### Task objective
Reproduce every entry below precisely; do not include the pictures.

-------

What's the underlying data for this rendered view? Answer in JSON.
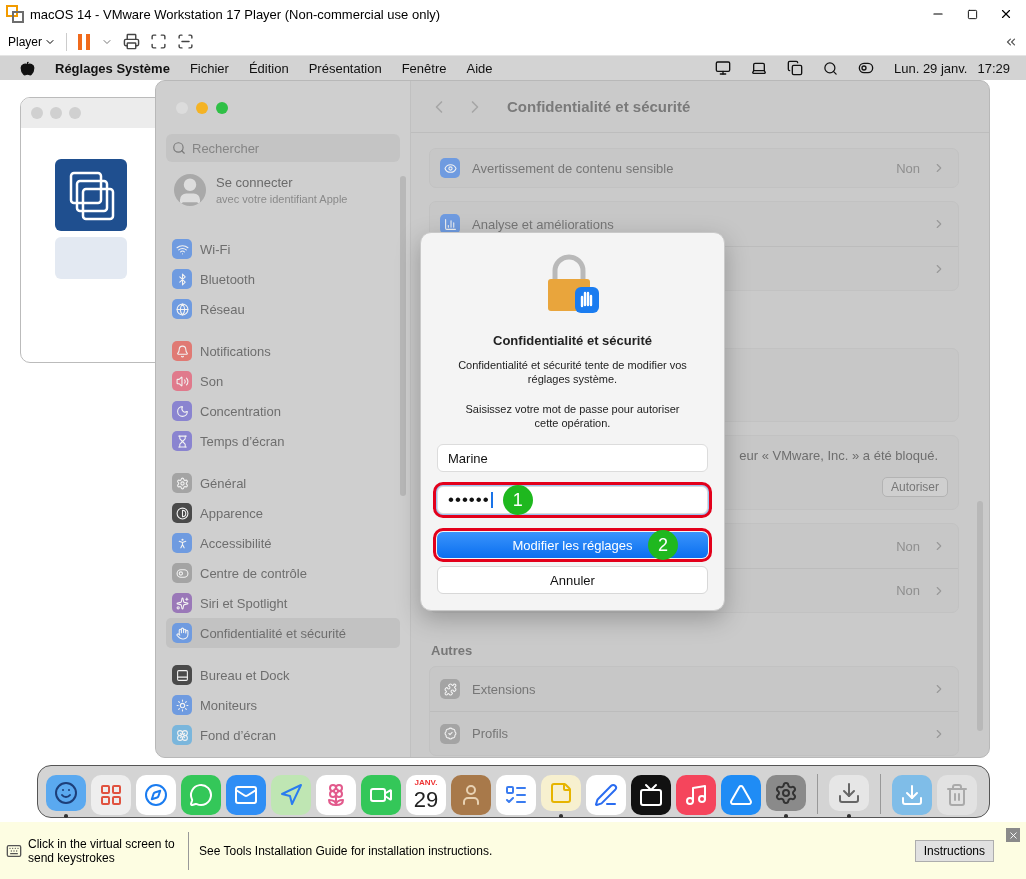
{
  "host_window": {
    "title": "macOS 14 - VMware Workstation 17 Player (Non-commercial use only)"
  },
  "toolbar": {
    "player_menu": "Player"
  },
  "menu_bar": {
    "app": "Réglages Système",
    "items": [
      "Fichier",
      "Édition",
      "Présentation",
      "Fenêtre",
      "Aide"
    ],
    "date": "Lun. 29 janv.",
    "time": "17:29"
  },
  "settings": {
    "search": {
      "placeholder": "Rechercher"
    },
    "account": {
      "title": "Se connecter",
      "subtitle": "avec votre identifiant Apple"
    },
    "sidebar_groups": [
      [
        {
          "kind": "wifi",
          "label": "Wi-Fi",
          "color": "#6f9be0",
          "selected": false
        },
        {
          "kind": "bluetooth",
          "label": "Bluetooth",
          "color": "#6f9be0",
          "selected": false
        },
        {
          "kind": "globe",
          "label": "Réseau",
          "color": "#6f9be0",
          "selected": false
        }
      ],
      [
        {
          "kind": "bell",
          "label": "Notifications",
          "color": "#e07a74",
          "selected": false
        },
        {
          "kind": "speaker",
          "label": "Son",
          "color": "#e07a8c",
          "selected": false
        },
        {
          "kind": "moon",
          "label": "Concentration",
          "color": "#8a84d0",
          "selected": false
        },
        {
          "kind": "hourglass",
          "label": "Temps d’écran",
          "color": "#8a84d0",
          "selected": false
        }
      ],
      [
        {
          "kind": "gear",
          "label": "Général",
          "color": "#a4a4a4",
          "selected": false
        },
        {
          "kind": "contrast",
          "label": "Apparence",
          "color": "#4a4a4a",
          "selected": false
        },
        {
          "kind": "person",
          "label": "Accessibilité",
          "color": "#6f9be0",
          "selected": false
        },
        {
          "kind": "toggles",
          "label": "Centre de contrôle",
          "color": "#a4a4a4",
          "selected": false
        },
        {
          "kind": "siri",
          "label": "Siri et Spotlight",
          "color": "#9a78b8",
          "selected": false
        },
        {
          "kind": "hand",
          "label": "Confidentialité et sécurité",
          "color": "#6f9be0",
          "selected": true
        }
      ],
      [
        {
          "kind": "dock",
          "label": "Bureau et Dock",
          "color": "#4a4a4a",
          "selected": false
        },
        {
          "kind": "sun",
          "label": "Moniteurs",
          "color": "#6f9be0",
          "selected": false
        },
        {
          "kind": "flower",
          "label": "Fond d’écran",
          "color": "#7ab6dc",
          "selected": false
        }
      ]
    ],
    "content": {
      "title": "Confidentialité et sécurité",
      "cards": [
        {
          "rows": [
            {
              "kind": "eye",
              "label": "Avertissement de contenu sensible",
              "value": "Non"
            }
          ]
        },
        {
          "rows": [
            {
              "kind": "chart",
              "label": "Analyse et améliorations"
            },
            {
              "kind": "blank"
            }
          ]
        },
        {
          "rows": [
            {
              "kind": "empty"
            }
          ]
        },
        {
          "rows": [
            {
              "kind": "notice",
              "label": "eur « VMware, Inc. » a été bloqué.",
              "action": "Autoriser"
            }
          ]
        },
        {
          "rows": [
            {
              "kind": "blank",
              "value": "Non"
            },
            {
              "kind": "blank",
              "value": "Non"
            }
          ]
        },
        {
          "heading": "Autres",
          "rows": [
            {
              "kind": "puzzle",
              "label": "Extensions"
            },
            {
              "kind": "badge",
              "label": "Profils"
            }
          ]
        }
      ]
    }
  },
  "dialog": {
    "title": "Confidentialité et sécurité",
    "message": "Confidentialité et sécurité tente de modifier vos réglages système.",
    "prompt": "Saisissez votre mot de passe pour autoriser cette opération.",
    "username": {
      "value": "Marine",
      "highlighted": false
    },
    "password": {
      "value": "••••••",
      "focused": true,
      "highlighted": true,
      "step": "1"
    },
    "confirm": {
      "label": "Modifier les réglages",
      "highlighted": true,
      "step": "2"
    },
    "cancel": {
      "label": "Annuler"
    }
  },
  "dock": {
    "items": [
      {
        "kind": "finder",
        "running": true
      },
      {
        "kind": "launchpad",
        "running": false
      },
      {
        "kind": "safari",
        "running": false
      },
      {
        "kind": "messages",
        "running": false
      },
      {
        "kind": "mail",
        "running": false
      },
      {
        "kind": "maps",
        "running": false
      },
      {
        "kind": "photos",
        "running": false
      },
      {
        "kind": "facetime",
        "running": false
      },
      {
        "kind": "calendar",
        "running": false,
        "month": "JANV.",
        "day": "29"
      },
      {
        "kind": "contacts",
        "running": false
      },
      {
        "kind": "reminders",
        "running": false
      },
      {
        "kind": "notes",
        "running": true
      },
      {
        "kind": "freeform",
        "running": false
      },
      {
        "kind": "tv",
        "running": false
      },
      {
        "kind": "music",
        "running": false
      },
      {
        "kind": "appstore",
        "running": false
      },
      {
        "kind": "settings",
        "running": true
      },
      {
        "kind": "separator"
      },
      {
        "kind": "installer",
        "running": true
      },
      {
        "kind": "separator"
      },
      {
        "kind": "downloads",
        "running": false
      },
      {
        "kind": "trash",
        "running": false
      }
    ]
  },
  "hint_bar": {
    "hint": "Click in the virtual screen to send keystrokes",
    "message": "See Tools Installation Guide for installation instructions.",
    "button": "Instructions"
  }
}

-------

### Right answer
What's the underlying data for this rendered view? Answer in JSON.
{
  "host_window": {
    "title": "macOS 14 - VMware Workstation 17 Player (Non-commercial use only)"
  },
  "toolbar": {
    "player_menu": "Player"
  },
  "menu_bar": {
    "app": "Réglages Système",
    "items": [
      "Fichier",
      "Édition",
      "Présentation",
      "Fenêtre",
      "Aide"
    ],
    "date": "Lun. 29 janv.",
    "time": "17:29"
  },
  "settings": {
    "search": {
      "placeholder": "Rechercher"
    },
    "account": {
      "title": "Se connecter",
      "subtitle": "avec votre identifiant Apple"
    },
    "sidebar_groups": [
      [
        {
          "kind": "wifi",
          "label": "Wi-Fi",
          "color": "#6f9be0",
          "selected": false
        },
        {
          "kind": "bluetooth",
          "label": "Bluetooth",
          "color": "#6f9be0",
          "selected": false
        },
        {
          "kind": "globe",
          "label": "Réseau",
          "color": "#6f9be0",
          "selected": false
        }
      ],
      [
        {
          "kind": "bell",
          "label": "Notifications",
          "color": "#e07a74",
          "selected": false
        },
        {
          "kind": "speaker",
          "label": "Son",
          "color": "#e07a8c",
          "selected": false
        },
        {
          "kind": "moon",
          "label": "Concentration",
          "color": "#8a84d0",
          "selected": false
        },
        {
          "kind": "hourglass",
          "label": "Temps d’écran",
          "color": "#8a84d0",
          "selected": false
        }
      ],
      [
        {
          "kind": "gear",
          "label": "Général",
          "color": "#a4a4a4",
          "selected": false
        },
        {
          "kind": "contrast",
          "label": "Apparence",
          "color": "#4a4a4a",
          "selected": false
        },
        {
          "kind": "person",
          "label": "Accessibilité",
          "color": "#6f9be0",
          "selected": false
        },
        {
          "kind": "toggles",
          "label": "Centre de contrôle",
          "color": "#a4a4a4",
          "selected": false
        },
        {
          "kind": "siri",
          "label": "Siri et Spotlight",
          "color": "#9a78b8",
          "selected": false
        },
        {
          "kind": "hand",
          "label": "Confidentialité et sécurité",
          "color": "#6f9be0",
          "selected": true
        }
      ],
      [
        {
          "kind": "dock",
          "label": "Bureau et Dock",
          "color": "#4a4a4a",
          "selected": false
        },
        {
          "kind": "sun",
          "label": "Moniteurs",
          "color": "#6f9be0",
          "selected": false
        },
        {
          "kind": "flower",
          "label": "Fond d’écran",
          "color": "#7ab6dc",
          "selected": false
        }
      ]
    ],
    "content": {
      "title": "Confidentialité et sécurité",
      "cards": [
        {
          "rows": [
            {
              "kind": "eye",
              "label": "Avertissement de contenu sensible",
              "value": "Non"
            }
          ]
        },
        {
          "rows": [
            {
              "kind": "chart",
              "label": "Analyse et améliorations"
            },
            {
              "kind": "blank"
            }
          ]
        },
        {
          "rows": [
            {
              "kind": "empty"
            }
          ]
        },
        {
          "rows": [
            {
              "kind": "notice",
              "label": "eur « VMware, Inc. » a été bloqué.",
              "action": "Autoriser"
            }
          ]
        },
        {
          "rows": [
            {
              "kind": "blank",
              "value": "Non"
            },
            {
              "kind": "blank",
              "value": "Non"
            }
          ]
        },
        {
          "heading": "Autres",
          "rows": [
            {
              "kind": "puzzle",
              "label": "Extensions"
            },
            {
              "kind": "badge",
              "label": "Profils"
            }
          ]
        }
      ]
    }
  },
  "dialog": {
    "title": "Confidentialité et sécurité",
    "message": "Confidentialité et sécurité tente de modifier vos réglages système.",
    "prompt": "Saisissez votre mot de passe pour autoriser cette opération.",
    "username": {
      "value": "Marine",
      "highlighted": false
    },
    "password": {
      "value": "••••••",
      "focused": true,
      "highlighted": true,
      "step": "1"
    },
    "confirm": {
      "label": "Modifier les réglages",
      "highlighted": true,
      "step": "2"
    },
    "cancel": {
      "label": "Annuler"
    }
  },
  "dock": {
    "items": [
      {
        "kind": "finder",
        "running": true
      },
      {
        "kind": "launchpad",
        "running": false
      },
      {
        "kind": "safari",
        "running": false
      },
      {
        "kind": "messages",
        "running": false
      },
      {
        "kind": "mail",
        "running": false
      },
      {
        "kind": "maps",
        "running": false
      },
      {
        "kind": "photos",
        "running": false
      },
      {
        "kind": "facetime",
        "running": false
      },
      {
        "kind": "calendar",
        "running": false,
        "month": "JANV.",
        "day": "29"
      },
      {
        "kind": "contacts",
        "running": false
      },
      {
        "kind": "reminders",
        "running": false
      },
      {
        "kind": "notes",
        "running": true
      },
      {
        "kind": "freeform",
        "running": false
      },
      {
        "kind": "tv",
        "running": false
      },
      {
        "kind": "music",
        "running": false
      },
      {
        "kind": "appstore",
        "running": false
      },
      {
        "kind": "settings",
        "running": true
      },
      {
        "kind": "separator"
      },
      {
        "kind": "installer",
        "running": true
      },
      {
        "kind": "separator"
      },
      {
        "kind": "downloads",
        "running": false
      },
      {
        "kind": "trash",
        "running": false
      }
    ]
  },
  "hint_bar": {
    "hint": "Click in the virtual screen to send keystrokes",
    "message": "See Tools Installation Guide for installation instructions.",
    "button": "Instructions"
  }
}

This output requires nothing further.